(Element location listings)
++++++++

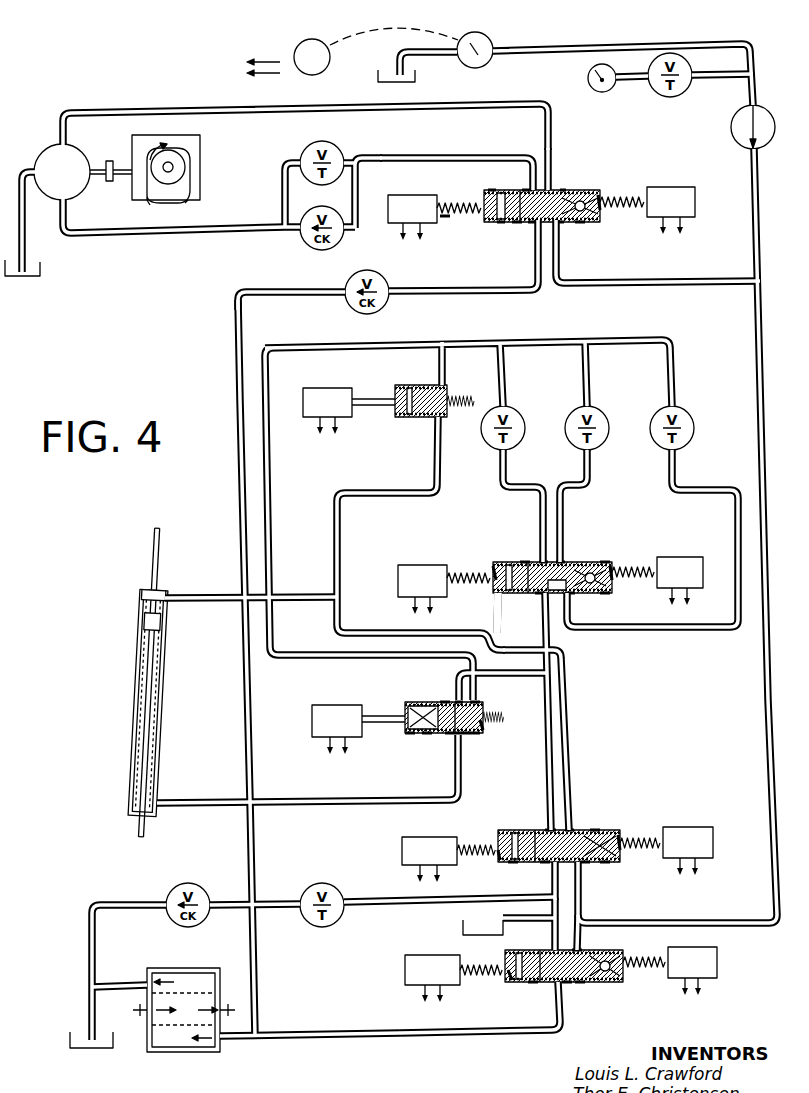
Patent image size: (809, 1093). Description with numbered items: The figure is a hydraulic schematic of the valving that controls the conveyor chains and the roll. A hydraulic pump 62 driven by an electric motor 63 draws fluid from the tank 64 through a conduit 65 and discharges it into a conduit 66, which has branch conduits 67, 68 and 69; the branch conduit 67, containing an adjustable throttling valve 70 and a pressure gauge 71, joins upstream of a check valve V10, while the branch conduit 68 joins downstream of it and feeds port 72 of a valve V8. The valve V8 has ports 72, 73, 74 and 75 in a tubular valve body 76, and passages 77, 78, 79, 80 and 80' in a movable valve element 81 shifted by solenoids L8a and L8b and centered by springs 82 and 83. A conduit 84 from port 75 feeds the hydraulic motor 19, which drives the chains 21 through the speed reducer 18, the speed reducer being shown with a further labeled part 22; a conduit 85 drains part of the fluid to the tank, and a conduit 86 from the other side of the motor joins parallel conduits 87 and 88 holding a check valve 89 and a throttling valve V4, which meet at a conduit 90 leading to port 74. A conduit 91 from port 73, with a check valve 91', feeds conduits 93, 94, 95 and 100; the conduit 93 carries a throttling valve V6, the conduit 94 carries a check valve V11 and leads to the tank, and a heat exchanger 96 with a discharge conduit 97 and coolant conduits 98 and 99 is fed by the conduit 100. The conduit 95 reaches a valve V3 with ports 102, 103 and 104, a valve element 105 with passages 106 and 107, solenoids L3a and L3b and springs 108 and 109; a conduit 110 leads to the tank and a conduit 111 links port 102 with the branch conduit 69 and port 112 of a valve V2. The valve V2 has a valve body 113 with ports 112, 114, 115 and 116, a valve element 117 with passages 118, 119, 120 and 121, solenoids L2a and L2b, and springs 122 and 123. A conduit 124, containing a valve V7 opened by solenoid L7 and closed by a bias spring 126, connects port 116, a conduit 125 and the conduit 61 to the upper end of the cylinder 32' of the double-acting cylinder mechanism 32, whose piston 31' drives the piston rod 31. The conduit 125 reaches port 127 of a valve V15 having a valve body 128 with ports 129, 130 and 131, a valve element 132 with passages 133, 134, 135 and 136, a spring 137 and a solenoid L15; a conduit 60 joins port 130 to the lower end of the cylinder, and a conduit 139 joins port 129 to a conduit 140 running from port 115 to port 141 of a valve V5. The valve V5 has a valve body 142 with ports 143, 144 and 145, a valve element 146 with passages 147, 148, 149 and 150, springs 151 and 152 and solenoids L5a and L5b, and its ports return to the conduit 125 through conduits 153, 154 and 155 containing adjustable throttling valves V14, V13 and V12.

The speed reducer 18 is at (200, 160).
The hydraulic motor 19 is at (80, 147).
The chains 21 is at (181, 203).
The pump inlet 22 is at (147, 205).
The piston rod 31 is at (166, 682).
The piston 31' is at (174, 624).
The cylinder mechanism 32 is at (122, 702).
The cylinder 32' is at (121, 634).
The conduit 60 is at (180, 803).
The conduit 61 is at (193, 595).
The hydraulic pump 62 is at (492, 62).
The electric motor 63 is at (316, 75).
The reservoir or tank 64 is at (61, 1040).
The conduit 65 is at (433, 62).
The conduit 66 is at (603, 45).
The branch conduit 67 is at (693, 75).
The branch conduit 68 is at (690, 285).
The branch conduit 69 is at (686, 921).
The adjustable throttling valve 70 is at (655, 95).
The pressure gauge 71 is at (598, 92).
The port 72 is at (560, 223).
The port 73 is at (535, 223).
The port 74 is at (527, 190).
The port 75 is at (563, 190).
The tubular valve body 76 is at (498, 222).
The passage 77 is at (610, 197).
The passage 78 is at (585, 225).
The passage 79 is at (519, 223).
The passage 80 is at (481, 178).
The passage 80' is at (532, 156).
The movable valve element 81 is at (478, 224).
The spring 82 is at (443, 240).
The spring 83 is at (628, 210).
The conduit 84 is at (223, 113).
The conduit 85 is at (24, 215).
The conduit 86 is at (168, 235).
The conduit 87 is at (358, 200).
The conduit 88 is at (283, 201).
The check valve 89 is at (312, 246).
The conduit 90 is at (470, 148).
The conduit 91 is at (226, 668).
The check valve 91' is at (388, 273).
The conduit 93 is at (267, 900).
The conduit 94 is at (209, 895).
The conduit 95 is at (290, 1033).
The heat exchanger 96 is at (190, 970).
The discharge conduit 97 is at (115, 985).
The coolant inlet conduit 98 is at (138, 1016).
The coolant outlet conduit 99 is at (227, 1008).
The conduit 100 is at (243, 1040).
The port 102 is at (582, 946).
The port 103 is at (550, 950).
The port 104 is at (570, 985).
The movable valve element 105 is at (535, 983).
The passage 106 is at (515, 982).
The passage 107 is at (585, 985).
The spring 108 is at (480, 978).
The spring 109 is at (650, 975).
The conduit 110 is at (525, 920).
The conduit 111 is at (592, 928).
The port 112 is at (583, 864).
The tubular valve body 113 is at (608, 864).
The port 114 is at (545, 864).
The port 115 is at (546, 830).
The port 116 is at (575, 830).
The movable valve element 117 is at (640, 838).
The passage 118 is at (495, 864).
The passage 119 is at (512, 864).
The passage 120 is at (600, 832).
The passage 121 is at (606, 912).
The spring 122 is at (468, 840).
The spring 123 is at (640, 850).
The conduit 124 is at (340, 555).
The conduit 125 is at (495, 340).
The bias spring 126 is at (448, 414).
The port 127 is at (460, 676).
The tubular valve body 128 is at (485, 728).
The port 129 is at (445, 702).
The port 130 is at (452, 740).
The port 131 is at (478, 735).
The movable valve element 132 is at (480, 703).
The passage 133 is at (460, 740).
The passage 134 is at (468, 740).
The passage 135 is at (426, 735).
The passage 136 is at (408, 735).
The spring 137 is at (493, 712).
The conduit 139 is at (482, 668).
The conduit 140 is at (558, 643).
The port 141 is at (540, 594).
The tubular valve body 142 is at (620, 594).
The port 143 is at (525, 562).
The port 144 is at (570, 560).
The port 145 is at (570, 594).
The movable valve element 146 is at (503, 594).
The passage 147 is at (497, 562).
The passage 148 is at (497, 562).
The passage 149 is at (615, 565).
The passage 150 is at (622, 560).
The spring 151 is at (478, 590).
The spring 152 is at (650, 590).
The conduit 153 is at (730, 633).
The conduit 154 is at (592, 482).
The conduit 155 is at (500, 480).
The valve V2 is at (605, 830).
The valve V3 is at (595, 982).
The adjustable throttling valve V4 is at (340, 143).
The valve V5 is at (583, 562).
The adjustable throttling valve V6 is at (330, 883).
The valve V7 is at (440, 385).
The valve V8 is at (582, 190).
The check valve V10 is at (728, 132).
The check valve V11 is at (182, 880).
The adjustable throttling valve V12 is at (525, 432).
The adjustable throttling valve V13 is at (608, 430).
The adjustable throttling valve V14 is at (695, 430).
The valve V15 is at (400, 738).
The solenoid L2a is at (412, 837).
The solenoid L2b is at (690, 828).
The solenoid L3a is at (415, 955).
The solenoid L3b is at (717, 962).
The solenoid L5a is at (675, 556).
The solenoid L5b is at (411, 565).
The solenoid L7 is at (320, 386).
The solenoid L8a is at (408, 192).
The solenoid L8b is at (695, 203).
The solenoid L15 is at (332, 705).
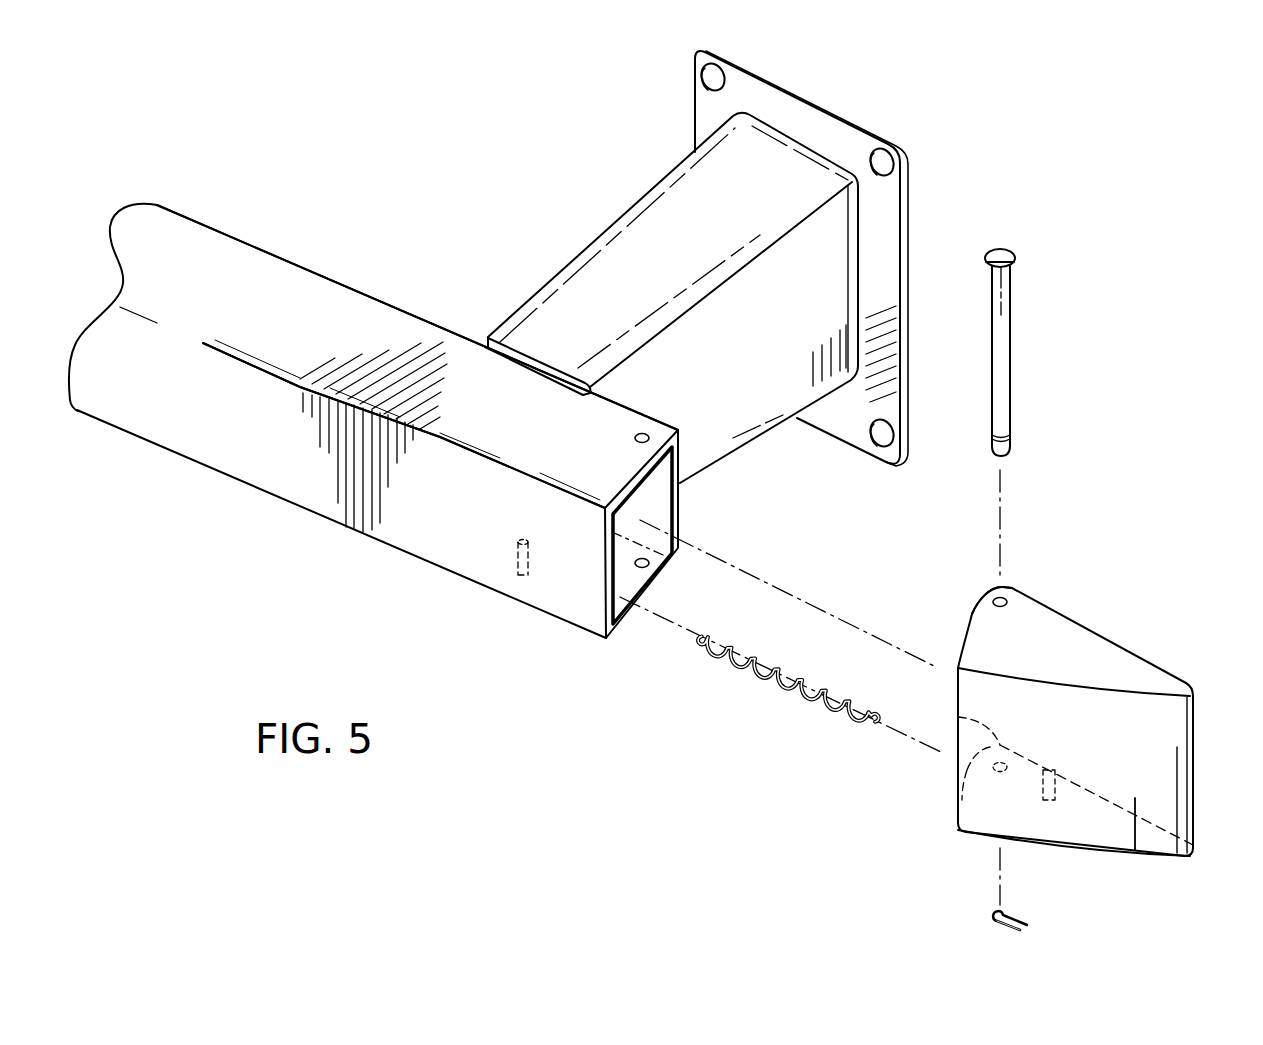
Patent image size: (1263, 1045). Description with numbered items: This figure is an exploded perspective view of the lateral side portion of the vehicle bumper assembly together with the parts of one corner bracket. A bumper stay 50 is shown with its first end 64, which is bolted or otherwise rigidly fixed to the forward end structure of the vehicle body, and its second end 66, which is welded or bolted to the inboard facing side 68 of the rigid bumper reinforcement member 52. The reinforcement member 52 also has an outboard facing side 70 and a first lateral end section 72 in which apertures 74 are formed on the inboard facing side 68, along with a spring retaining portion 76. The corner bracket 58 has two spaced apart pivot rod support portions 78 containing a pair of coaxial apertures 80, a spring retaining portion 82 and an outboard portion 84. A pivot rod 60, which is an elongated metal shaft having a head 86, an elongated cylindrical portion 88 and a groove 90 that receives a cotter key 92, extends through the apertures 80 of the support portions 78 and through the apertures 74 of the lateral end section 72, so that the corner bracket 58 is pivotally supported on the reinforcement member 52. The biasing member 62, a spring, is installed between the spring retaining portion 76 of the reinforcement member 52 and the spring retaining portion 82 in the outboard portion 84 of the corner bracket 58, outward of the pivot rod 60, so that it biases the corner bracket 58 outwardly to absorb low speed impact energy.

The bumper stay 50 is at (667, 220).
The rigid bumper reinforcement member 52 is at (240, 287).
The corner bracket 58 is at (1155, 782).
The pivot rod 60 is at (1063, 341).
The biasing member 62 is at (780, 688).
The first end 64 is at (808, 127).
The second end 66 is at (530, 340).
The inboard facing side 68 is at (333, 280).
The outboard facing side 70 is at (260, 372).
The first lateral end section 72 is at (597, 483).
The aperture 74 is at (649, 433).
The spring retaining portion 76 is at (520, 571).
The pivot rod support portion 78 is at (1010, 596).
The aperture 80 is at (1000, 608).
The spring retaining portion 82 is at (1041, 802).
The outboard portion 84 is at (1107, 828).
The head 86 is at (1003, 254).
The elongated cylindrical portion 88 is at (1000, 358).
The groove 90 is at (1036, 428).
The cotter key 92 is at (1000, 928).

++++++++

### Set exercise
Turn the records from the line containing "Patent image size: (1263, 1045)." through the line containing "The aperture 80 is at (1000, 608)." into a numbered list, leaving out blank lines.

### Exercise answer
1. Patent image size: (1263, 1045). Description with numbered items: This figure is an exploded perspective view of the lateral side portion of the vehicle bumper assembly together with the parts of one corner bracket. A bumper stay 50 is shown with its first end 64, which is bolted or otherwise rigidly fixed to the forward end structure of the vehicle body, and its second end 66, which is welded or bolted to the inboard facing side 68 of the rigid bumper reinforcement member 52. The reinforcement member 52 also has an outboard facing side 70 and a first lateral end section 72 in which apertures 74 are formed on the inboard facing side 68, along with a spring retaining portion 76. The corner bracket 58 has two spaced apart pivot rod support portions 78 containing a pair of coaxial apertures 80, a spring retaining portion 82 and an outboard portion 84. A pivot rod 60, which is an elongated metal shaft having a head 86, an elongated cylindrical portion 88 and a groove 90 that receives a cotter key 92, extends through the apertures 80 of the support portions 78 and through the apertures 74 of the lateral end section 72, so that the corner bracket 58 is pivotally supported on the reinforcement member 52. The biasing member 62, a spring, is installed between the spring retaining portion 76 of the reinforcement member 52 and the spring retaining portion 82 in the outboard portion 84 of the corner bracket 58, outward of the pivot rod 60, so that it biases the corner bracket 58 outwardly to absorb low speed impact energy.
2. The bumper stay 50 is at (667, 220).
3. The rigid bumper reinforcement member 52 is at (240, 287).
4. The corner bracket 58 is at (1155, 782).
5. The pivot rod 60 is at (1063, 341).
6. The biasing member 62 is at (780, 688).
7. The first end 64 is at (808, 127).
8. The second end 66 is at (530, 340).
9. The inboard facing side 68 is at (333, 280).
10. The outboard facing side 70 is at (260, 372).
11. The first lateral end section 72 is at (597, 483).
12. The aperture 74 is at (649, 433).
13. The spring retaining portion 76 is at (520, 571).
14. The pivot rod support portion 78 is at (1010, 596).
15. The aperture 80 is at (1000, 608).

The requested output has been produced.